>>>

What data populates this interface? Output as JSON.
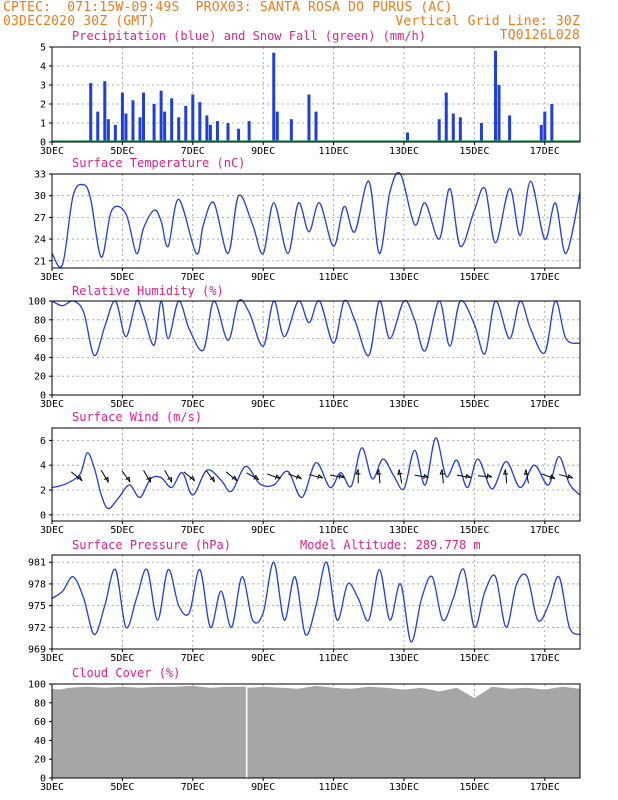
{
  "header": {
    "line1_left": "CPTEC:  071:15W-09:49S  PROX03: SANTA ROSA DO PURUS (AC)",
    "line2_left": "03DEC2020 30Z (GMT)",
    "line2_right": "Vertical Grid Line: 30Z",
    "line3_right": "TQ0126L028"
  },
  "colors": {
    "header": "#ee7a1c",
    "title": "#e0208c",
    "line": "#1f3fd8",
    "precip": "#1f3fd8",
    "snow": "#16a34a",
    "cloud": "#a6a6a6",
    "wind_arrow": "#000000"
  },
  "x_ticks": [
    "3DEC",
    "5DEC",
    "7DEC",
    "9DEC",
    "11DEC",
    "13DEC",
    "15DEC",
    "17DEC"
  ],
  "x_range_days": [
    3,
    18
  ],
  "chart_data": [
    {
      "type": "bar",
      "title": "Precipitation (blue) and Snow Fall (green) (mm/h)",
      "ylim": [
        0,
        5
      ],
      "yticks": [
        "0",
        "1",
        "2",
        "3",
        "4",
        "5"
      ],
      "series": [
        {
          "name": "Precipitation",
          "x": [
            4.1,
            4.3,
            4.5,
            4.6,
            4.8,
            5.0,
            5.1,
            5.3,
            5.5,
            5.6,
            5.9,
            6.1,
            6.2,
            6.4,
            6.6,
            6.8,
            7.0,
            7.2,
            7.4,
            7.5,
            7.7,
            8.0,
            8.3,
            8.6,
            9.3,
            9.4,
            9.8,
            10.3,
            10.5,
            13.1,
            14.0,
            14.2,
            14.4,
            14.6,
            15.2,
            15.6,
            15.7,
            16.0,
            16.9,
            17.0,
            17.2
          ],
          "values": [
            3.1,
            1.6,
            3.2,
            1.2,
            0.9,
            2.6,
            1.5,
            2.2,
            1.3,
            2.6,
            2.0,
            2.7,
            1.6,
            2.3,
            1.3,
            1.9,
            2.5,
            2.1,
            1.4,
            0.9,
            1.1,
            1.0,
            0.7,
            1.1,
            4.7,
            1.6,
            1.2,
            2.5,
            1.6,
            0.5,
            1.2,
            2.6,
            1.5,
            1.3,
            1.0,
            4.8,
            3.0,
            1.4,
            0.9,
            1.6,
            2.0
          ]
        },
        {
          "name": "Snow Fall",
          "x": [],
          "values": []
        }
      ]
    },
    {
      "type": "line",
      "title": "Surface Temperature (nC)",
      "ylim": [
        20,
        33
      ],
      "yticks": [
        "21",
        "24",
        "27",
        "30",
        "33"
      ],
      "x": [
        3.0,
        3.3,
        3.6,
        3.9,
        4.1,
        4.4,
        4.7,
        5.1,
        5.4,
        5.6,
        5.9,
        6.1,
        6.3,
        6.6,
        7.1,
        7.3,
        7.6,
        8.0,
        8.3,
        8.7,
        9.0,
        9.3,
        9.7,
        10.0,
        10.3,
        10.6,
        11.0,
        11.3,
        11.6,
        12.0,
        12.3,
        12.6,
        12.9,
        13.3,
        13.6,
        14.0,
        14.3,
        14.6,
        15.0,
        15.3,
        15.6,
        16.0,
        16.3,
        16.6,
        17.0,
        17.3,
        17.6,
        18.0
      ],
      "values": [
        22,
        20.5,
        30,
        31.5,
        29.5,
        21.5,
        28,
        27.5,
        22,
        25.5,
        28,
        26.5,
        23,
        29.5,
        22,
        26,
        29,
        22,
        30,
        26,
        22,
        29,
        22,
        29,
        25,
        29,
        23,
        28.5,
        25,
        32,
        22,
        30.5,
        33,
        26,
        29,
        24,
        31,
        23,
        28,
        31,
        23.5,
        31,
        24.5,
        32,
        24,
        29,
        22,
        30.5
      ]
    },
    {
      "type": "line",
      "title": "Relative Humidity (%)",
      "ylim": [
        0,
        100
      ],
      "yticks": [
        "0",
        "20",
        "40",
        "60",
        "80",
        "100"
      ],
      "x": [
        3.0,
        3.3,
        3.6,
        3.9,
        4.2,
        4.5,
        4.8,
        5.1,
        5.4,
        5.6,
        5.9,
        6.1,
        6.3,
        6.6,
        6.9,
        7.3,
        7.6,
        8.0,
        8.3,
        8.6,
        9.0,
        9.3,
        9.6,
        10.0,
        10.3,
        10.6,
        11.0,
        11.3,
        11.6,
        12.0,
        12.3,
        12.6,
        13.0,
        13.3,
        13.6,
        14.0,
        14.3,
        14.6,
        15.0,
        15.3,
        15.6,
        16.0,
        16.3,
        16.6,
        17.0,
        17.3,
        17.6,
        18.0
      ],
      "values": [
        100,
        95,
        100,
        88,
        42,
        73,
        100,
        62,
        100,
        85,
        53,
        100,
        60,
        100,
        70,
        48,
        100,
        58,
        100,
        88,
        52,
        100,
        62,
        100,
        77,
        100,
        55,
        100,
        80,
        42,
        100,
        60,
        100,
        80,
        47,
        100,
        52,
        100,
        75,
        44,
        100,
        60,
        100,
        70,
        45,
        100,
        60,
        55
      ]
    },
    {
      "type": "line",
      "title": "Surface Wind (m/s)",
      "ylim": [
        -0.5,
        7
      ],
      "yticks": [
        "0",
        "2",
        "4",
        "6"
      ],
      "x": [
        3.0,
        3.4,
        3.8,
        4.0,
        4.2,
        4.4,
        4.6,
        4.9,
        5.2,
        5.5,
        5.8,
        6.1,
        6.4,
        6.7,
        7.0,
        7.4,
        7.8,
        8.1,
        8.5,
        8.9,
        9.3,
        9.7,
        10.1,
        10.5,
        10.9,
        11.2,
        11.5,
        11.8,
        12.1,
        12.4,
        12.7,
        13.0,
        13.3,
        13.6,
        13.9,
        14.2,
        14.5,
        14.8,
        15.1,
        15.5,
        15.9,
        16.3,
        16.7,
        17.1,
        17.4,
        17.7,
        18.0
      ],
      "values": [
        2.2,
        2.5,
        3.3,
        5.0,
        3.8,
        1.6,
        0.5,
        1.4,
        2.4,
        1.4,
        2.9,
        3.0,
        2.2,
        3.4,
        1.6,
        3.6,
        2.8,
        1.9,
        3.9,
        2.5,
        2.4,
        3.5,
        1.4,
        4.2,
        2.2,
        3.4,
        2.3,
        5.4,
        2.9,
        4.5,
        3.2,
        2.1,
        5.2,
        2.4,
        6.2,
        3.1,
        4.4,
        2.2,
        4.5,
        2.1,
        4.3,
        2.2,
        4.0,
        2.4,
        4.7,
        2.5,
        1.6
      ],
      "arrows": {
        "x": [
          3.7,
          4.5,
          5.1,
          5.7,
          6.3,
          6.9,
          7.5,
          8.1,
          8.7,
          9.3,
          9.9,
          10.5,
          11.1,
          11.7,
          12.3,
          12.9,
          13.5,
          14.1,
          14.7,
          15.3,
          15.9,
          16.5,
          17.1,
          17.6
        ],
        "angle_deg": [
          -40,
          -60,
          -55,
          -60,
          -60,
          -40,
          -55,
          -40,
          -30,
          -20,
          -20,
          -15,
          -10,
          90,
          95,
          100,
          -10,
          95,
          -10,
          -5,
          95,
          100,
          -20,
          -15
        ]
      }
    },
    {
      "type": "line",
      "title": "Surface Pressure (hPa)",
      "annotation": "Model Altitude: 289.778 m",
      "ylim": [
        969,
        982
      ],
      "yticks": [
        "969",
        "972",
        "975",
        "978",
        "981"
      ],
      "x": [
        3.0,
        3.3,
        3.6,
        3.9,
        4.2,
        4.5,
        4.8,
        5.1,
        5.4,
        5.7,
        6.0,
        6.3,
        6.6,
        6.9,
        7.2,
        7.5,
        7.8,
        8.1,
        8.4,
        8.7,
        9.0,
        9.3,
        9.6,
        9.9,
        10.2,
        10.5,
        10.8,
        11.1,
        11.4,
        11.7,
        12.0,
        12.3,
        12.6,
        12.9,
        13.2,
        13.5,
        13.8,
        14.1,
        14.4,
        14.7,
        15.0,
        15.3,
        15.6,
        15.9,
        16.2,
        16.5,
        16.8,
        17.1,
        17.4,
        17.7,
        18.0
      ],
      "values": [
        976,
        977,
        979,
        976,
        971,
        975,
        980,
        972,
        976,
        980,
        973,
        980,
        975,
        974,
        980,
        972,
        977,
        972,
        979,
        973,
        974,
        981,
        973,
        979,
        971,
        975,
        981,
        973,
        978,
        976,
        973,
        980,
        973,
        978,
        970,
        976,
        979,
        973,
        976,
        980,
        972,
        977,
        979,
        972,
        978,
        979,
        973,
        975,
        979,
        972,
        971
      ]
    },
    {
      "type": "area",
      "title": "Cloud Cover (%)",
      "ylim": [
        0,
        100
      ],
      "yticks": [
        "0",
        "20",
        "40",
        "60",
        "80",
        "100"
      ],
      "x": [
        3.0,
        3.2,
        3.5,
        4.0,
        4.5,
        5.0,
        5.5,
        6.0,
        6.5,
        7.0,
        7.5,
        8.0,
        8.5,
        8.6,
        9.0,
        9.5,
        10.0,
        10.5,
        11.0,
        11.5,
        12.0,
        12.5,
        13.0,
        13.5,
        14.0,
        14.5,
        15.0,
        15.5,
        16.0,
        16.5,
        17.0,
        17.5,
        18.0
      ],
      "values": [
        95,
        94,
        96,
        97,
        96,
        97,
        96,
        97,
        97,
        98,
        96,
        97,
        97,
        96,
        97,
        96,
        95,
        98,
        96,
        95,
        97,
        96,
        94,
        96,
        92,
        96,
        85,
        97,
        95,
        96,
        94,
        97,
        95
      ]
    }
  ]
}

<<<

__WORK TO BE COMPLETED__.
Identify the lines of the data that contain the word "Fall". Copy each of them.

__COMPLETE OUTPUT__.
      "title": "Precipitation (blue) and Snow Fall (green) (mm/h)",
          "name": "Snow Fall",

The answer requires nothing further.